▶ **WHAT YOU ARE ASKED TO DO**:
Rewrite every line of the material below as a numbered list, skipping blank lines and leaving the pictures out.

▶ **INPUT RECORDS**:
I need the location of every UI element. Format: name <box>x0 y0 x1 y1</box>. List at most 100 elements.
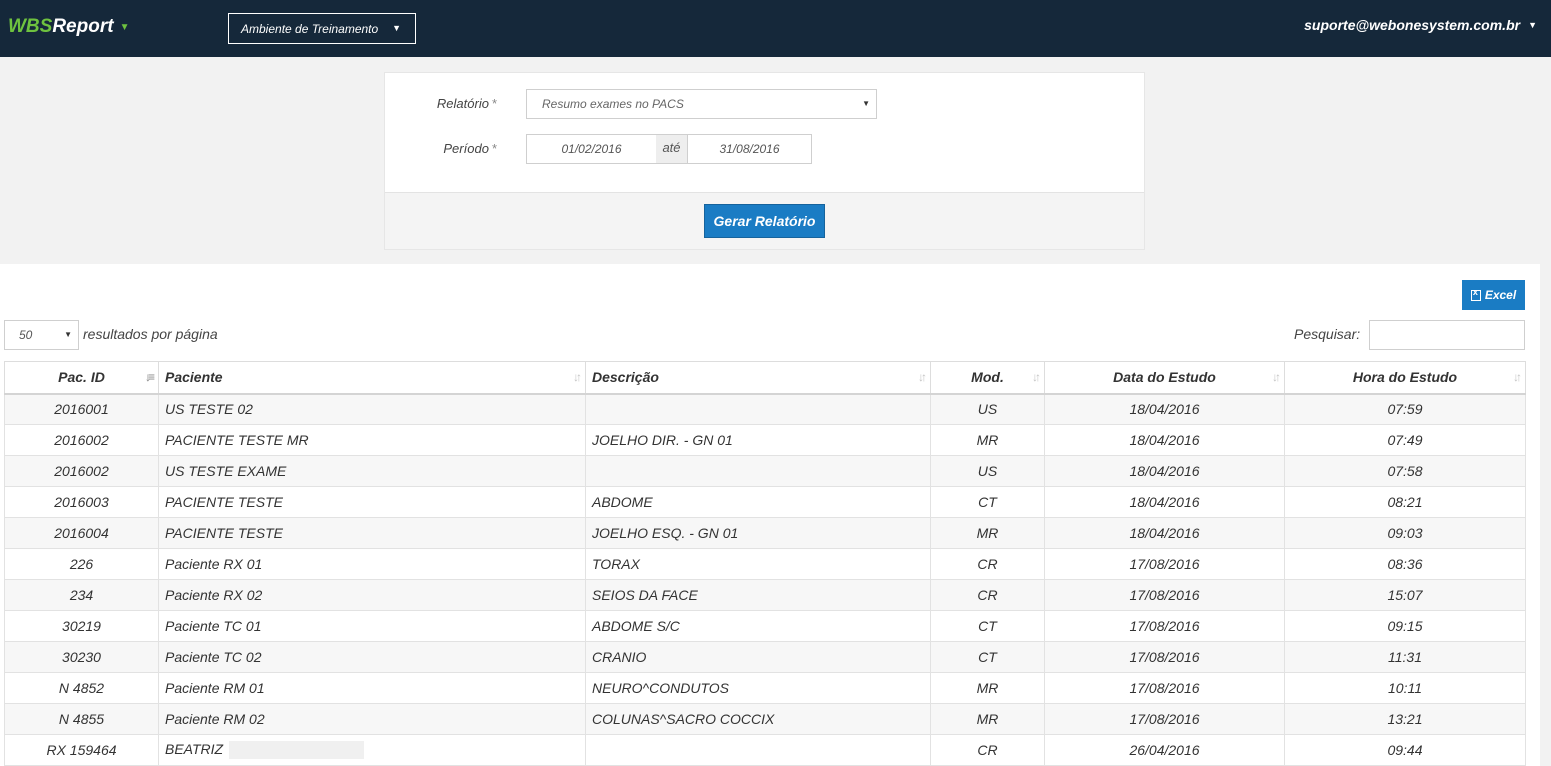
caret-down-icon: ▼ <box>862 99 870 108</box>
cell-modalidade-text: CR <box>977 556 998 572</box>
cell-data-estudo: 17/08/2016 <box>1044 548 1285 580</box>
cell-descricao: ABDOME <box>585 486 931 518</box>
cell-modalidade-text: CR <box>977 742 998 758</box>
cell-descricao: JOELHO ESQ. - GN 01 <box>585 517 931 549</box>
table-row[interactable]: 226 Paciente RX 01 TORAX CR 17/08/2016 08:36 <box>4 548 1526 580</box>
search-input[interactable] <box>1369 320 1525 350</box>
table-row[interactable]: 2016004 PACIENTE TESTE JOELHO ESQ. - GN 01… <box>4 517 1526 549</box>
cell-paciente-text: Paciente RX 01 <box>165 556 263 572</box>
cell-hora-estudo-text: 08:36 <box>1387 556 1423 572</box>
table-row[interactable]: 30219 Paciente TC 01 ABDOME S/C CT 17/08/201… <box>4 610 1526 642</box>
cell-pac-id: N 4852 <box>4 672 159 704</box>
cell-paciente: Paciente TC 02 <box>158 641 586 673</box>
cell-data-estudo-text: 17/08/2016 <box>1129 649 1200 665</box>
cell-hora-estudo: 08:21 <box>1284 486 1526 518</box>
cell-data-estudo: 18/04/2016 <box>1044 517 1285 549</box>
brand-menu[interactable]: WBSReport ▼ <box>8 16 129 38</box>
table-row[interactable]: RX 159464 BEATRIZ CR 26/04/2016 09:44 <box>4 734 1526 766</box>
column-header-paciente[interactable]: Paciente ↓↑ <box>158 361 586 395</box>
cell-modalidade-text: US <box>977 401 998 418</box>
cell-paciente: Paciente RX 01 <box>158 548 586 580</box>
cell-pac-id: 30230 <box>4 641 159 673</box>
cell-modalidade: MR <box>930 517 1045 549</box>
cell-modalidade-text: MR <box>976 525 999 541</box>
cell-hora-estudo: 07:59 <box>1284 393 1526 425</box>
cell-paciente: US TESTE 02 <box>158 393 586 425</box>
redacted-block <box>229 741 365 760</box>
environment-select[interactable]: Ambiente de Treinamento ▼ <box>228 13 416 44</box>
cell-hora-estudo-text: 09:44 <box>1387 742 1423 758</box>
column-header-hora-estudo[interactable]: Hora do Estudo ↓↑ <box>1284 361 1526 395</box>
cell-descricao-text: TORAX <box>592 556 640 572</box>
cell-pac-id-text: 234 <box>69 587 94 603</box>
generate-report-button[interactable]: Gerar Relatório <box>704 204 825 238</box>
table-row[interactable]: 2016002 PACIENTE TESTE MR JOELHO DIR. - GN… <box>4 424 1526 456</box>
cell-hora-estudo-text: 11:31 <box>1388 649 1422 665</box>
chevron-down-icon: ▼ <box>1528 20 1537 30</box>
chevron-down-icon: ▼ <box>392 23 401 33</box>
page-length-select[interactable]: 50 ▼ <box>4 320 79 350</box>
cell-descricao-text: ABDOME S/C <box>592 618 680 634</box>
cell-descricao-text: CRANIO <box>592 649 647 665</box>
sort-icon: ↓↑ <box>573 370 582 384</box>
table-row[interactable]: 2016003 PACIENTE TESTE ABDOME CT 18/04/2016 0… <box>4 486 1526 518</box>
cell-pac-id: 30219 <box>4 610 159 642</box>
cell-modalidade: CT <box>930 610 1045 642</box>
cell-paciente-text: US TESTE 02 <box>165 401 253 418</box>
column-header-data-estudo[interactable]: Data do Estudo ↓↑ <box>1044 361 1285 395</box>
cell-descricao: SEIOS DA FACE <box>585 579 931 611</box>
column-header-label: Data do Estudo <box>1113 369 1216 386</box>
cell-paciente: BEATRIZ <box>158 734 586 766</box>
cell-pac-id-text: RX 159464 <box>46 742 117 758</box>
cell-pac-id: 2016003 <box>4 486 159 518</box>
cell-data-estudo: 17/08/2016 <box>1044 703 1285 735</box>
cell-data-estudo-text: 17/08/2016 <box>1129 680 1200 696</box>
cell-data-estudo: 26/04/2016 <box>1044 734 1285 766</box>
table-row[interactable]: N 4855 Paciente RM 02 COLUNAS^SACRO COCCIX… <box>4 703 1526 735</box>
table-row[interactable]: 2016002 US TESTE EXAME US 18/04/2016 07:58 <box>4 455 1526 487</box>
cell-data-estudo: 18/04/2016 <box>1044 486 1285 518</box>
cell-pac-id-text: 30230 <box>62 649 101 665</box>
cell-data-estudo-text: 17/08/2016 <box>1129 618 1200 634</box>
column-header-label: Hora do Estudo <box>1352 369 1458 386</box>
cell-hora-estudo-text: 07:49 <box>1387 432 1423 448</box>
cell-data-estudo: 17/08/2016 <box>1044 579 1285 611</box>
cell-paciente-text: PACIENTE TESTE <box>165 494 283 510</box>
brand-prefix: WBS <box>8 16 53 37</box>
period-label-text: Período <box>443 141 489 156</box>
date-to-input[interactable]: 31/08/2016 <box>687 134 812 164</box>
cell-modalidade: CR <box>930 548 1045 580</box>
cell-paciente: Paciente RM 02 <box>158 703 586 735</box>
cell-descricao: TORAX <box>585 548 931 580</box>
cell-hora-estudo: 11:31 <box>1284 641 1526 673</box>
table-row[interactable]: 30230 Paciente TC 02 CRANIO CT 17/08/2016 11:… <box>4 641 1526 673</box>
excel-file-icon <box>1470 287 1481 301</box>
cell-data-estudo-text: 17/08/2016 <box>1129 556 1200 572</box>
cell-data-estudo: 17/08/2016 <box>1044 672 1285 704</box>
required-mark: * <box>491 141 497 156</box>
column-header-pac-id[interactable]: Pac. ID ↓≡ <box>4 361 159 395</box>
cell-paciente: Paciente RM 01 <box>158 672 586 704</box>
cell-data-estudo-text: 17/08/2016 <box>1129 711 1200 727</box>
chevron-down-icon: ▼ <box>119 21 130 33</box>
cell-paciente-text: Paciente TC 01 <box>165 618 262 634</box>
cell-descricao: NEURO^CONDUTOS <box>585 672 931 704</box>
cell-modalidade: US <box>930 393 1045 425</box>
results-section: Excel 50 ▼ resultados por página Pesquis… <box>0 264 1540 766</box>
cell-pac-id: 234 <box>4 579 159 611</box>
table-row[interactable]: N 4852 Paciente RM 01 NEURO^CONDUTOS MR 17/0… <box>4 672 1526 704</box>
table-row[interactable]: 2016001 US TESTE 02 US 18/04/2016 07:59 <box>4 393 1526 425</box>
column-header-modalidade[interactable]: Mod. ↓↑ <box>930 361 1045 395</box>
cell-pac-id: 2016001 <box>4 393 159 425</box>
excel-export-button[interactable]: Excel <box>1462 280 1525 310</box>
report-select[interactable]: Resumo exames no PACS ▼ <box>526 89 877 119</box>
cell-modalidade: US <box>930 455 1045 487</box>
date-from-input[interactable]: 01/02/2016 <box>526 134 657 164</box>
brand-suffix: Report <box>52 16 114 37</box>
cell-data-estudo-text: 18/04/2016 <box>1129 494 1200 510</box>
column-header-descricao[interactable]: Descrição ↓↑ <box>585 361 931 395</box>
cell-modalidade: CT <box>930 486 1045 518</box>
table-row[interactable]: 234 Paciente RX 02 SEIOS DA FACE CR 17/08/20… <box>4 579 1526 611</box>
user-menu[interactable]: suporte@webonesystem.com.br ▼ <box>1304 17 1537 33</box>
cell-modalidade-text: CT <box>978 618 997 634</box>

▶ **CORRECT RESULT**:
1. I need the location of every UI element. Format: name <box>x0 y0 x1 y1</box>. List at most 100 elements.
2. caret-down-icon: ▼ <box>862 99 870 108</box>
3. cell-modalidade-text: CR <box>977 556 998 572</box>
4. cell-data-estudo: 17/08/2016 <box>1044 548 1285 580</box>
5. cell-descricao: ABDOME <box>585 486 931 518</box>
6. cell-modalidade-text: CR <box>977 742 998 758</box>
7. cell-descricao: JOELHO ESQ. - GN 01 <box>585 517 931 549</box>
8. table-row[interactable]: 226 Paciente RX 01 TORAX CR 17/08/2016 08:36 <box>4 548 1526 580</box>
9. search-input[interactable] <box>1369 320 1525 350</box>
10. table-row[interactable]: 2016004 PACIENTE TESTE JOELHO ESQ. - GN 01… <box>4 517 1526 549</box>
11. cell-paciente-text: Paciente RX 01 <box>165 556 263 572</box>
12. cell-hora-estudo-text: 08:36 <box>1387 556 1423 572</box>
13. table-row[interactable]: 30219 Paciente TC 01 ABDOME S/C CT 17/08/201… <box>4 610 1526 642</box>
14. cell-pac-id: N 4852 <box>4 672 159 704</box>
15. cell-paciente: Paciente TC 02 <box>158 641 586 673</box>
16. cell-data-estudo-text: 17/08/2016 <box>1129 649 1200 665</box>
17. cell-hora-estudo: 08:21 <box>1284 486 1526 518</box>
18. cell-data-estudo: 18/04/2016 <box>1044 517 1285 549</box>
19. brand-menu[interactable]: WBSReport ▼ <box>8 16 129 38</box>
20. table-row[interactable]: RX 159464 BEATRIZ CR 26/04/2016 09:44 <box>4 734 1526 766</box>
21. column-header-paciente[interactable]: Paciente ↓↑ <box>158 361 586 395</box>
22. cell-modalidade-text: US <box>977 401 998 418</box>
23. cell-paciente: Paciente RX 01 <box>158 548 586 580</box>
24. cell-pac-id: 30230 <box>4 641 159 673</box>
25. cell-modalidade: MR <box>930 517 1045 549</box>
26. cell-modalidade-text: MR <box>976 525 999 541</box>
27. cell-hora-estudo: 07:59 <box>1284 393 1526 425</box>
28. cell-paciente: US TESTE 02 <box>158 393 586 425</box>
29. redacted-block <box>229 741 365 760</box>
30. environment-select[interactable]: Ambiente de Treinamento ▼ <box>228 13 416 44</box>
31. cell-hora-estudo-text: 09:44 <box>1387 742 1423 758</box>
32. column-header-hora-estudo[interactable]: Hora do Estudo ↓↑ <box>1284 361 1526 395</box>
33. cell-descricao-text: TORAX <box>592 556 640 572</box>
34. cell-pac-id-text: 234 <box>69 587 94 603</box>
35. generate-report-button[interactable]: Gerar Relatório <box>704 204 825 238</box>
36. table-row[interactable]: 2016002 PACIENTE TESTE MR JOELHO DIR. - GN… <box>4 424 1526 456</box>
37. cell-hora-estudo-text: 11:31 <box>1388 649 1422 665</box>
38. chevron-down-icon: ▼ <box>1528 20 1537 30</box>
39. chevron-down-icon: ▼ <box>392 23 401 33</box>
40. page-length-select[interactable]: 50 ▼ <box>4 320 79 350</box>
41. cell-descricao-text: ABDOME S/C <box>592 618 680 634</box>
42. cell-descricao-text: CRANIO <box>592 649 647 665</box>
43. sort-icon: ↓↑ <box>573 370 582 384</box>
44. table-row[interactable]: 2016003 PACIENTE TESTE ABDOME CT 18/04/2016 0… <box>4 486 1526 518</box>
45. cell-pac-id: 30219 <box>4 610 159 642</box>
46. cell-modalidade: CT <box>930 610 1045 642</box>
47. cell-paciente-text: US TESTE 02 <box>165 401 253 418</box>
48. column-header-data-estudo[interactable]: Data do Estudo ↓↑ <box>1044 361 1285 395</box>
49. cell-descricao: SEIOS DA FACE <box>585 579 931 611</box>
50. column-header-label: Data do Estudo <box>1113 369 1216 386</box>
51. cell-paciente: BEATRIZ <box>158 734 586 766</box>
52. cell-pac-id-text: RX 159464 <box>46 742 117 758</box>
53. cell-pac-id: 2016003 <box>4 486 159 518</box>
54. cell-data-estudo: 17/08/2016 <box>1044 703 1285 735</box>
55. cell-data-estudo-text: 17/08/2016 <box>1129 680 1200 696</box>
56. cell-data-estudo: 26/04/2016 <box>1044 734 1285 766</box>
57. table-row[interactable]: N 4855 Paciente RM 02 COLUNAS^SACRO COCCIX… <box>4 703 1526 735</box>
58. table-row[interactable]: 2016002 US TESTE EXAME US 18/04/2016 07:58 <box>4 455 1526 487</box>
59. cell-data-estudo: 18/04/2016 <box>1044 486 1285 518</box>
60. cell-pac-id-text: 30230 <box>62 649 101 665</box>
61. cell-data-estudo-text: 17/08/2016 <box>1129 618 1200 634</box>
62. column-header-label: Hora do Estudo <box>1352 369 1458 386</box>
63. cell-hora-estudo-text: 07:49 <box>1387 432 1423 448</box>
64. cell-data-estudo: 17/08/2016 <box>1044 579 1285 611</box>
65. cell-paciente-text: PACIENTE TESTE <box>165 494 283 510</box>
66. brand-prefix: WBS <box>8 16 53 37</box>
67. period-label-text: Período <box>443 141 489 156</box>
68. date-to-input[interactable]: 31/08/2016 <box>687 134 812 164</box>
69. cell-modalidade: CR <box>930 548 1045 580</box>
70. cell-paciente: Paciente RM 02 <box>158 703 586 735</box>
71. cell-descricao: TORAX <box>585 548 931 580</box>
72. cell-hora-estudo: 11:31 <box>1284 641 1526 673</box>
73. table-row[interactable]: 30230 Paciente TC 02 CRANIO CT 17/08/2016 11:… <box>4 641 1526 673</box>
74. excel-file-icon <box>1470 287 1481 301</box>
75. cell-data-estudo-text: 17/08/2016 <box>1129 556 1200 572</box>
76. cell-data-estudo: 17/08/2016 <box>1044 672 1285 704</box>
77. required-mark: * <box>491 141 497 156</box>
78. column-header-pac-id[interactable]: Pac. ID ↓≡ <box>4 361 159 395</box>
79. cell-paciente: Paciente RM 01 <box>158 672 586 704</box>
80. cell-data-estudo-text: 17/08/2016 <box>1129 711 1200 727</box>
81. chevron-down-icon: ▼ <box>119 21 130 33</box>
82. cell-paciente-text: Paciente TC 01 <box>165 618 262 634</box>
83. cell-descricao: NEURO^CONDUTOS <box>585 672 931 704</box>
84. cell-modalidade: US <box>930 393 1045 425</box>
85. results-section: Excel 50 ▼ resultados por página Pesquis… <box>0 264 1540 766</box>
86. cell-pac-id: 234 <box>4 579 159 611</box>
87. table-row[interactable]: N 4852 Paciente RM 01 NEURO^CONDUTOS MR 17/0… <box>4 672 1526 704</box>
88. table-row[interactable]: 2016001 US TESTE 02 US 18/04/2016 07:59 <box>4 393 1526 425</box>
89. column-header-modalidade[interactable]: Mod. ↓↑ <box>930 361 1045 395</box>
90. cell-pac-id: 2016001 <box>4 393 159 425</box>
91. excel-export-button[interactable]: Excel <box>1462 280 1525 310</box>
92. report-select[interactable]: Resumo exames no PACS ▼ <box>526 89 877 119</box>
93. cell-modalidade: US <box>930 455 1045 487</box>
94. date-from-input[interactable]: 01/02/2016 <box>526 134 657 164</box>
95. brand-suffix: Report <box>52 16 114 37</box>
96. cell-data-estudo-text: 18/04/2016 <box>1129 494 1200 510</box>
97. column-header-descricao[interactable]: Descrição ↓↑ <box>585 361 931 395</box>
98. cell-modalidade: CT <box>930 486 1045 518</box>
99. table-row[interactable]: 234 Paciente RX 02 SEIOS DA FACE CR 17/08/20… <box>4 579 1526 611</box>
100. user-menu[interactable]: suporte@webonesystem.com.br ▼ <box>1304 17 1537 33</box>
101. cell-modalidade-text: CT <box>978 618 997 634</box>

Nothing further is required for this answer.